____ Data in this exercise

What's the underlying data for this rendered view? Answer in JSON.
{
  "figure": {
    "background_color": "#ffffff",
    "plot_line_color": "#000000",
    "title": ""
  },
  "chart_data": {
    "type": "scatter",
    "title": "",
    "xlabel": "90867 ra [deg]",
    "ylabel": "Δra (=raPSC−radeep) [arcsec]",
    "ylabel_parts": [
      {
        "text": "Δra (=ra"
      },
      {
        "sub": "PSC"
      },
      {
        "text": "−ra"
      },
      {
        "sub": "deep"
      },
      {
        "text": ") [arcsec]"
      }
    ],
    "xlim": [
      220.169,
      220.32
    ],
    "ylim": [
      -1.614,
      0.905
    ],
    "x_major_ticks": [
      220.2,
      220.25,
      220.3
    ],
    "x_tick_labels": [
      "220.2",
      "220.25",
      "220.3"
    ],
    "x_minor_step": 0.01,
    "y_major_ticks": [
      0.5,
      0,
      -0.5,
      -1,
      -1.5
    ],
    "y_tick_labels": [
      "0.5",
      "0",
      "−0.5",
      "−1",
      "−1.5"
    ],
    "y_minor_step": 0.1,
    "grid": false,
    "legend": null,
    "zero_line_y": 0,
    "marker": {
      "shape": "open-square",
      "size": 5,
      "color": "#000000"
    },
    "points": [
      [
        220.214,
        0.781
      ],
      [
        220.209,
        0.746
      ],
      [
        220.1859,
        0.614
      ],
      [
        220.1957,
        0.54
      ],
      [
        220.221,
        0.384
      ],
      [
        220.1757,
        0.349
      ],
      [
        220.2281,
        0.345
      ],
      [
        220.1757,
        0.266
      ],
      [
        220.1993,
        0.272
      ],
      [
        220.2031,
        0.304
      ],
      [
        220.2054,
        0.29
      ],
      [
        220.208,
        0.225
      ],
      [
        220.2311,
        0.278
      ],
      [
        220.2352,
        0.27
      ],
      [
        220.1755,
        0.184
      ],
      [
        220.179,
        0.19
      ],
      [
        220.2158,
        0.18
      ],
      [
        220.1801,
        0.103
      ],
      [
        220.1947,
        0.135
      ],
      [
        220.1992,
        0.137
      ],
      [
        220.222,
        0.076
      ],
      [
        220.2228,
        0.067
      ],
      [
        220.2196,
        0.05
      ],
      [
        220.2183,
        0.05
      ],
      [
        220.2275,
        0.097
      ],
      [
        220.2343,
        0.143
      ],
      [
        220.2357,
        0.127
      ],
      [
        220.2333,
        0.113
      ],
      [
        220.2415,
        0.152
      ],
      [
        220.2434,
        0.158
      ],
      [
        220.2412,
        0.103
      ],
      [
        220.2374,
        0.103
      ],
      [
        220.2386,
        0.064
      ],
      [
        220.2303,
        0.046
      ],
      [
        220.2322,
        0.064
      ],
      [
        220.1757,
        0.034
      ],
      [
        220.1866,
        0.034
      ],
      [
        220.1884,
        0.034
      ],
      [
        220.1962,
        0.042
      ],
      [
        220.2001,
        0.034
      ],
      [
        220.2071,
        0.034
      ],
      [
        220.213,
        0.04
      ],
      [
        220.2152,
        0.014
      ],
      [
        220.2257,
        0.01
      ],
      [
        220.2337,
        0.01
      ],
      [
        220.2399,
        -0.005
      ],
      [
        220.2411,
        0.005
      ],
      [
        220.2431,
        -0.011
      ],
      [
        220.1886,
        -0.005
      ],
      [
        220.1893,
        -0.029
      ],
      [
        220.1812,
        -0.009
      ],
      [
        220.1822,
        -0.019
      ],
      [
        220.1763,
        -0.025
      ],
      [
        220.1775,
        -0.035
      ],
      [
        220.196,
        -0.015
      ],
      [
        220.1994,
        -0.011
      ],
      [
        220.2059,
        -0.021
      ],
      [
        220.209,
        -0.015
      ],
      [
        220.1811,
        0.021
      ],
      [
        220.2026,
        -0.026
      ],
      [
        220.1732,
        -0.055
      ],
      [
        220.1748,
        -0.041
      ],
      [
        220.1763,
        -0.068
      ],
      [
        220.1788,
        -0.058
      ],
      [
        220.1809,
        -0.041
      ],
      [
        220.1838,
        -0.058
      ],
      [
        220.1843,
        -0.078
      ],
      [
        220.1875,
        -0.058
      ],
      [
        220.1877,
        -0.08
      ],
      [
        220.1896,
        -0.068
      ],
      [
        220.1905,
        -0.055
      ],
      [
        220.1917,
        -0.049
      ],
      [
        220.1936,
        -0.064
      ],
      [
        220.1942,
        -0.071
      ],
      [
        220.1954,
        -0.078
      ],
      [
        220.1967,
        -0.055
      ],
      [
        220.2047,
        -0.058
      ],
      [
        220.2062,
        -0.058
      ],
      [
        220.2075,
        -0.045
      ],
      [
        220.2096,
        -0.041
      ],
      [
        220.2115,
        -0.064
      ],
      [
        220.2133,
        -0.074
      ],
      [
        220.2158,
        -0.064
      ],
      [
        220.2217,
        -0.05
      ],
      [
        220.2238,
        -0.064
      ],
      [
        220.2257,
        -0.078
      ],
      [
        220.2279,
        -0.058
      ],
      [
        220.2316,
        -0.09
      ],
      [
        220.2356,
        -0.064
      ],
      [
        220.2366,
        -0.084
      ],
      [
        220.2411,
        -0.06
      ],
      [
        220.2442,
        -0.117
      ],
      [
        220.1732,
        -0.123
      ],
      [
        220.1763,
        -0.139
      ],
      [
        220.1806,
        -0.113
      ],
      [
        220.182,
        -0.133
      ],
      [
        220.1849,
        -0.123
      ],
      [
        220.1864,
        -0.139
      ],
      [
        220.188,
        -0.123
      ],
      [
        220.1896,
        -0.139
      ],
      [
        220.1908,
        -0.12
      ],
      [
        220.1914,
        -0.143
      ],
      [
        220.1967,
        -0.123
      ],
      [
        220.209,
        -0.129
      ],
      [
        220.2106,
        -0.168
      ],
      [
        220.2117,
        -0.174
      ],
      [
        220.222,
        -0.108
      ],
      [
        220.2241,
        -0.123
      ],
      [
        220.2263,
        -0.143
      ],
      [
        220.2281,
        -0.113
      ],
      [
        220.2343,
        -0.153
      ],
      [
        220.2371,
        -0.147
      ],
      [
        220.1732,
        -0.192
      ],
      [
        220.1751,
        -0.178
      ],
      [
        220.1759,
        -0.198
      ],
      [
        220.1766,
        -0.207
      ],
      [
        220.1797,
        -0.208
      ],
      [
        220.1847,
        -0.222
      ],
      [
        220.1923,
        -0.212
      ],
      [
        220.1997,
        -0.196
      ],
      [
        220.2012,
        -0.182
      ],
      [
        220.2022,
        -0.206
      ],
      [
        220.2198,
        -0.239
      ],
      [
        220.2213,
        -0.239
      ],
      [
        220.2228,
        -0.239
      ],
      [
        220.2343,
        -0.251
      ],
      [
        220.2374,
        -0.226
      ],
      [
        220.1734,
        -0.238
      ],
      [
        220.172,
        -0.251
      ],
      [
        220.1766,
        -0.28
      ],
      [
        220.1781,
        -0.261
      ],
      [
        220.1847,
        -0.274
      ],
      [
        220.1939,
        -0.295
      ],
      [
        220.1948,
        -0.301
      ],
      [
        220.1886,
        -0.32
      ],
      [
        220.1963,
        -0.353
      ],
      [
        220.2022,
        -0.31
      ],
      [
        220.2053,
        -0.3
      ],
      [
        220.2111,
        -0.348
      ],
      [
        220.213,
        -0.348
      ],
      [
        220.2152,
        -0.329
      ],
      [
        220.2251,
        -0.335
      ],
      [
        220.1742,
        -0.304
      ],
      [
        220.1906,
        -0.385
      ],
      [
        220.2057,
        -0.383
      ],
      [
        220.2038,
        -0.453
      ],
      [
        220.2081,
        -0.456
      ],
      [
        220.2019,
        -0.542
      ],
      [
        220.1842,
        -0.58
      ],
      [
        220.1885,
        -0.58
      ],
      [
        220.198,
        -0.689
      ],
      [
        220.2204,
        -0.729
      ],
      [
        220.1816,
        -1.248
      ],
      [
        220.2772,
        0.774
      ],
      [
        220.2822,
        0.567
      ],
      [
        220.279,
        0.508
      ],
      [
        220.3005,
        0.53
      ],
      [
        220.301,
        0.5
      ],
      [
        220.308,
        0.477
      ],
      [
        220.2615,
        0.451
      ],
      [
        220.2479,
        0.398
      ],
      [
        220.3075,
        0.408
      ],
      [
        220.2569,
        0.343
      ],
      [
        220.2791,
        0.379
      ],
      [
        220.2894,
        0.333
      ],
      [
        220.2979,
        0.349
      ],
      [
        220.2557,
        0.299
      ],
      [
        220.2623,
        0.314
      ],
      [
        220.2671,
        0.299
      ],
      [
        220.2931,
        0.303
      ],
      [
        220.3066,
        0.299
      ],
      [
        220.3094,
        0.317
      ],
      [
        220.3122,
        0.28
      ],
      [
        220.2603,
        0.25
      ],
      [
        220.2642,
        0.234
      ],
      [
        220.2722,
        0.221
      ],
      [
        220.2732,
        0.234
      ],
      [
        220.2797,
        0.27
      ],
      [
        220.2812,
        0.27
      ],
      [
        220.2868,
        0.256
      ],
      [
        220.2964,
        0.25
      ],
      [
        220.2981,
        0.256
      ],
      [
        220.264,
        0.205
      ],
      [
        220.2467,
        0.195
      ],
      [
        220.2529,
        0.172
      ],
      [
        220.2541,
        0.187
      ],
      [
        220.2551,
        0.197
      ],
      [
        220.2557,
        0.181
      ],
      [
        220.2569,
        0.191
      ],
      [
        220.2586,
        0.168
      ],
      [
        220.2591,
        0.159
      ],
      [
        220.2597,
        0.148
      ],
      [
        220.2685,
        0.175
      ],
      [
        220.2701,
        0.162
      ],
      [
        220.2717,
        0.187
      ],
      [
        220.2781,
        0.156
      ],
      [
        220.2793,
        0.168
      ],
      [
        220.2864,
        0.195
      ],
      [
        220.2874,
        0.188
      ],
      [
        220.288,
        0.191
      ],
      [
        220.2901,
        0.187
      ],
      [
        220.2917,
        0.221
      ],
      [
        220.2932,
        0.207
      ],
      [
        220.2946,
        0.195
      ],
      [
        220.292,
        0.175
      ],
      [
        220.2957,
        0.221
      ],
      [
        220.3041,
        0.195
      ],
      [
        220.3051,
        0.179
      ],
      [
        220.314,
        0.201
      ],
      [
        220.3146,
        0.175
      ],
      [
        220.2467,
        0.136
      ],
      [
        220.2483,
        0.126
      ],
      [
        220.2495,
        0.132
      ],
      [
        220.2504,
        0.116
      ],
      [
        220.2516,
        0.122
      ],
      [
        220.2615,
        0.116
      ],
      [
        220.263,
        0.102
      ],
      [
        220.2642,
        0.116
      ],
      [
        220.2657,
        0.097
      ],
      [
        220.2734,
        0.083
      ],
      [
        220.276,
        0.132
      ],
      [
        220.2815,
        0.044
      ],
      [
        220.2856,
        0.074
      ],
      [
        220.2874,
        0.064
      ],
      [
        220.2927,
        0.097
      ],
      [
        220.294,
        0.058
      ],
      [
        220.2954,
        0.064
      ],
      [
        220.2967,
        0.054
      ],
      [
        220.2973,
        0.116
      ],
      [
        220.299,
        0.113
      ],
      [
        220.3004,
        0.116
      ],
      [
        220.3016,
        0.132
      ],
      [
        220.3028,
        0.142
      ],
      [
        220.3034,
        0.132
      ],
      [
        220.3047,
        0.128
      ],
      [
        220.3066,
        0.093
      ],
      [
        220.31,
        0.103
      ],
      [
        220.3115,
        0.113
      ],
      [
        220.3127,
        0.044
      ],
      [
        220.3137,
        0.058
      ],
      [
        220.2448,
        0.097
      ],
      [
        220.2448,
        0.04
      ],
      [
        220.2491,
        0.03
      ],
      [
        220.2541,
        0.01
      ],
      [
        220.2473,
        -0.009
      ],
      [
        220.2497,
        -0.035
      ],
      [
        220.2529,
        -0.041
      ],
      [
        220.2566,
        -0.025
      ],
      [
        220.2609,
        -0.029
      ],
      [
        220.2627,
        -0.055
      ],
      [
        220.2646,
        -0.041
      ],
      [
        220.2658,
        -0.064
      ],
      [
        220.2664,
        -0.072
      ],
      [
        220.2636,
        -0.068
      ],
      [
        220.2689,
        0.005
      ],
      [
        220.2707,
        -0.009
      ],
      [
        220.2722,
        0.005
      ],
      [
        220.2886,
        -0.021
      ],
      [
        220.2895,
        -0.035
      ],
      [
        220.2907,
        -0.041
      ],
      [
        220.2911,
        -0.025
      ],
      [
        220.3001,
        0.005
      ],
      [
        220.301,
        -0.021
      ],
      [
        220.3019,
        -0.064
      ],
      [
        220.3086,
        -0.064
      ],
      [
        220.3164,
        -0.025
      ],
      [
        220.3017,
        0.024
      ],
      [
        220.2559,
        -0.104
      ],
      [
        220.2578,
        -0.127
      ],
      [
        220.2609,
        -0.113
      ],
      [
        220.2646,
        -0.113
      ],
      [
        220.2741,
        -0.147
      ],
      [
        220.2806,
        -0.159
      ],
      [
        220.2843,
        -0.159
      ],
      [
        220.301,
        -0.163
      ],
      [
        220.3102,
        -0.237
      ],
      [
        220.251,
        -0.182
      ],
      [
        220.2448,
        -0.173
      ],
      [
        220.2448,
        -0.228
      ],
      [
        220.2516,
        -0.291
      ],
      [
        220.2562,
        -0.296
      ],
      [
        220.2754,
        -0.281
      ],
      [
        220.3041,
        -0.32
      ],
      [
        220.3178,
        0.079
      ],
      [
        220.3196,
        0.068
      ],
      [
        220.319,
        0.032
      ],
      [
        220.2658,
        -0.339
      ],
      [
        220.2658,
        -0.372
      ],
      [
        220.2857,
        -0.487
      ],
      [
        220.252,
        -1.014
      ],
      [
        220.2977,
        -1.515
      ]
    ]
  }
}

________

Directive ▸
Go through the data above and find the lines with the word "arcsec". Copy each of those lines.

Result below ▸
    "ylabel": "Δra (=raPSC−radeep) [arcsec]",
        "text": ") [arcsec]"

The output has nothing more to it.